>> START

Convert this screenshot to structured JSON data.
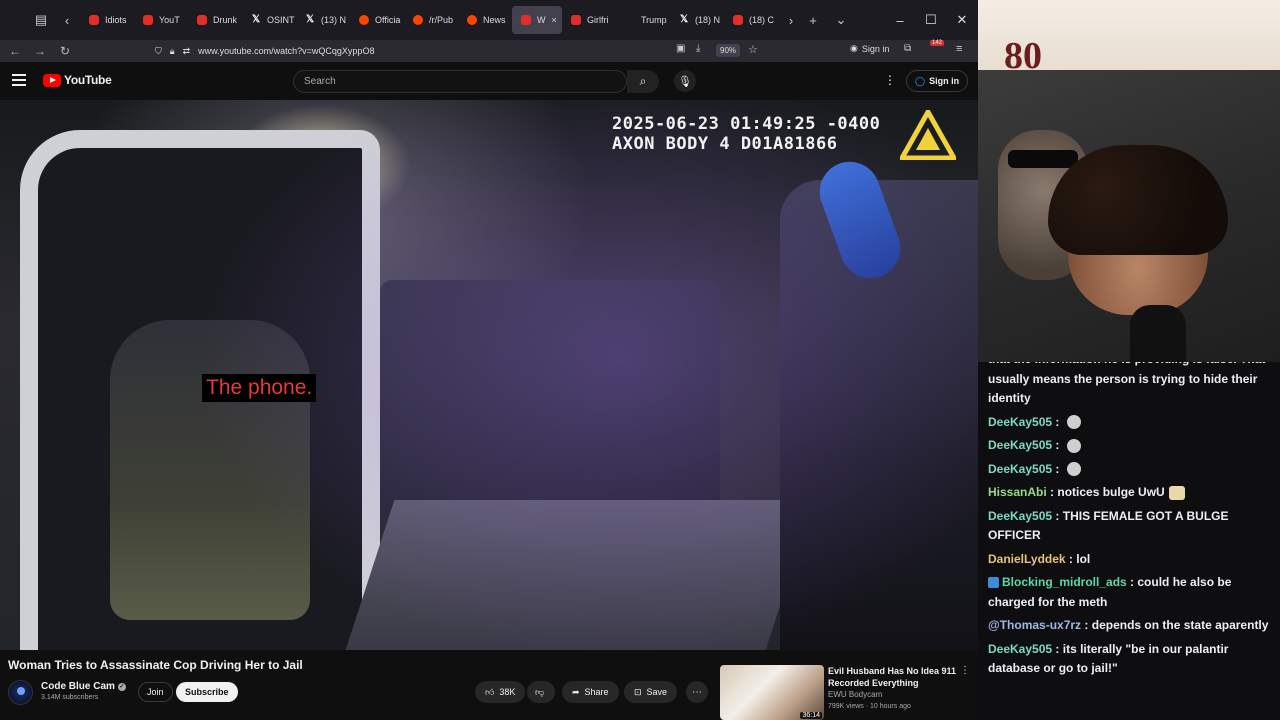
{
  "browser": {
    "tabs": [
      {
        "label": "Idiots",
        "favicon": "youtube-icon"
      },
      {
        "label": "YouT",
        "favicon": "youtube-icon"
      },
      {
        "label": "Drunk",
        "favicon": "youtube-icon"
      },
      {
        "label": "OSINT",
        "favicon": "x-icon"
      },
      {
        "label": "(13) N",
        "favicon": "x-icon"
      },
      {
        "label": "Officia",
        "favicon": "reddit-icon"
      },
      {
        "label": "/r/Pub",
        "favicon": "reddit-icon"
      },
      {
        "label": "News",
        "favicon": "reddit-icon"
      },
      {
        "label": "W",
        "favicon": "youtube-icon",
        "active": true
      },
      {
        "label": "Girlfri",
        "favicon": "youtube-icon"
      },
      {
        "label": "Trump",
        "favicon": "page-icon"
      },
      {
        "label": "(18) N",
        "favicon": "x-icon"
      },
      {
        "label": "(18) C",
        "favicon": "youtube-icon"
      }
    ],
    "url": "www.youtube.com/watch?v=wQCqgXyppO8",
    "zoom": "90%",
    "signin": "Sign in",
    "extension_badge": "142"
  },
  "youtube": {
    "logo": "YouTube",
    "search_placeholder": "Search",
    "signin": "Sign in"
  },
  "video": {
    "timestamp_line1": "2025-06-23 01:49:25 -0400",
    "timestamp_line2": "AXON BODY 4 D01A81866",
    "caption": "The phone.",
    "title": "Woman Tries to Assassinate Cop Driving Her to Jail",
    "channel": "Code Blue Cam",
    "subscribers": "3.14M subscribers",
    "join": "Join",
    "subscribe": "Subscribe",
    "likes": "38K",
    "share": "Share",
    "save": "Save"
  },
  "recommended": {
    "title": "Evil Husband Has No Idea 911 Recorded Everything",
    "channel": "EWU Bodycam",
    "meta": "799K views · 10 hours ago",
    "duration": "36:14"
  },
  "webcam": {
    "wall_text": "80"
  },
  "chat": {
    "messages": [
      {
        "user": "",
        "text": "that the information he is providing is false. That usually means the person is trying to hide their identity",
        "color": "#efeff1"
      },
      {
        "user": "DeeKay505",
        "text": "",
        "emote": true,
        "color": "#7fd9c2"
      },
      {
        "user": "DeeKay505",
        "text": "",
        "emote": true,
        "color": "#7fd9c2"
      },
      {
        "user": "DeeKay505",
        "text": "",
        "emote": true,
        "color": "#7fd9c2"
      },
      {
        "user": "HissanAbi",
        "text": "notices bulge UwU",
        "emote_wide": true,
        "color": "#9ad88a"
      },
      {
        "user": "DeeKay505",
        "text": "THIS FEMALE GOT A BULGE OFFICER",
        "color": "#7fd9c2"
      },
      {
        "user": "DanielLyddek",
        "text": "lol",
        "color": "#e6c27a"
      },
      {
        "user": "Blocking_midroll_ads",
        "text": "could he also be charged for the meth",
        "badge": true,
        "color": "#5fd8a8"
      },
      {
        "user": "@Thomas-ux7rz",
        "text": "depends on the state aparently",
        "color": "#9fb8e8"
      },
      {
        "user": "DeeKay505",
        "text": "its literally \"be in our palantir database or go to jail!\"",
        "color": "#7fd9c2"
      }
    ]
  }
}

>> END

§ **Challenge**
Without the pictures, restate all the entries above exactly.

§ **Expected answer**
Convert this screenshot to structured JSON data.
{
  "browser": {
    "tabs": [
      {
        "label": "Idiots",
        "favicon": "youtube-icon"
      },
      {
        "label": "YouT",
        "favicon": "youtube-icon"
      },
      {
        "label": "Drunk",
        "favicon": "youtube-icon"
      },
      {
        "label": "OSINT",
        "favicon": "x-icon"
      },
      {
        "label": "(13) N",
        "favicon": "x-icon"
      },
      {
        "label": "Officia",
        "favicon": "reddit-icon"
      },
      {
        "label": "/r/Pub",
        "favicon": "reddit-icon"
      },
      {
        "label": "News",
        "favicon": "reddit-icon"
      },
      {
        "label": "W",
        "favicon": "youtube-icon",
        "active": true
      },
      {
        "label": "Girlfri",
        "favicon": "youtube-icon"
      },
      {
        "label": "Trump",
        "favicon": "page-icon"
      },
      {
        "label": "(18) N",
        "favicon": "x-icon"
      },
      {
        "label": "(18) C",
        "favicon": "youtube-icon"
      }
    ],
    "url": "www.youtube.com/watch?v=wQCqgXyppO8",
    "zoom": "90%",
    "signin": "Sign in",
    "extension_badge": "142"
  },
  "youtube": {
    "logo": "YouTube",
    "search_placeholder": "Search",
    "signin": "Sign in"
  },
  "video": {
    "timestamp_line1": "2025-06-23 01:49:25 -0400",
    "timestamp_line2": "AXON BODY 4 D01A81866",
    "caption": "The phone.",
    "title": "Woman Tries to Assassinate Cop Driving Her to Jail",
    "channel": "Code Blue Cam",
    "subscribers": "3.14M subscribers",
    "join": "Join",
    "subscribe": "Subscribe",
    "likes": "38K",
    "share": "Share",
    "save": "Save"
  },
  "recommended": {
    "title": "Evil Husband Has No Idea 911 Recorded Everything",
    "channel": "EWU Bodycam",
    "meta": "799K views · 10 hours ago",
    "duration": "36:14"
  },
  "webcam": {
    "wall_text": "80"
  },
  "chat": {
    "messages": [
      {
        "user": "",
        "text": "that the information he is providing is false. That usually means the person is trying to hide their identity",
        "color": "#efeff1"
      },
      {
        "user": "DeeKay505",
        "text": "",
        "emote": true,
        "color": "#7fd9c2"
      },
      {
        "user": "DeeKay505",
        "text": "",
        "emote": true,
        "color": "#7fd9c2"
      },
      {
        "user": "DeeKay505",
        "text": "",
        "emote": true,
        "color": "#7fd9c2"
      },
      {
        "user": "HissanAbi",
        "text": "notices bulge UwU",
        "emote_wide": true,
        "color": "#9ad88a"
      },
      {
        "user": "DeeKay505",
        "text": "THIS FEMALE GOT A BULGE OFFICER",
        "color": "#7fd9c2"
      },
      {
        "user": "DanielLyddek",
        "text": "lol",
        "color": "#e6c27a"
      },
      {
        "user": "Blocking_midroll_ads",
        "text": "could he also be charged for the meth",
        "badge": true,
        "color": "#5fd8a8"
      },
      {
        "user": "@Thomas-ux7rz",
        "text": "depends on the state aparently",
        "color": "#9fb8e8"
      },
      {
        "user": "DeeKay505",
        "text": "its literally \"be in our palantir database or go to jail!\"",
        "color": "#7fd9c2"
      }
    ]
  }
}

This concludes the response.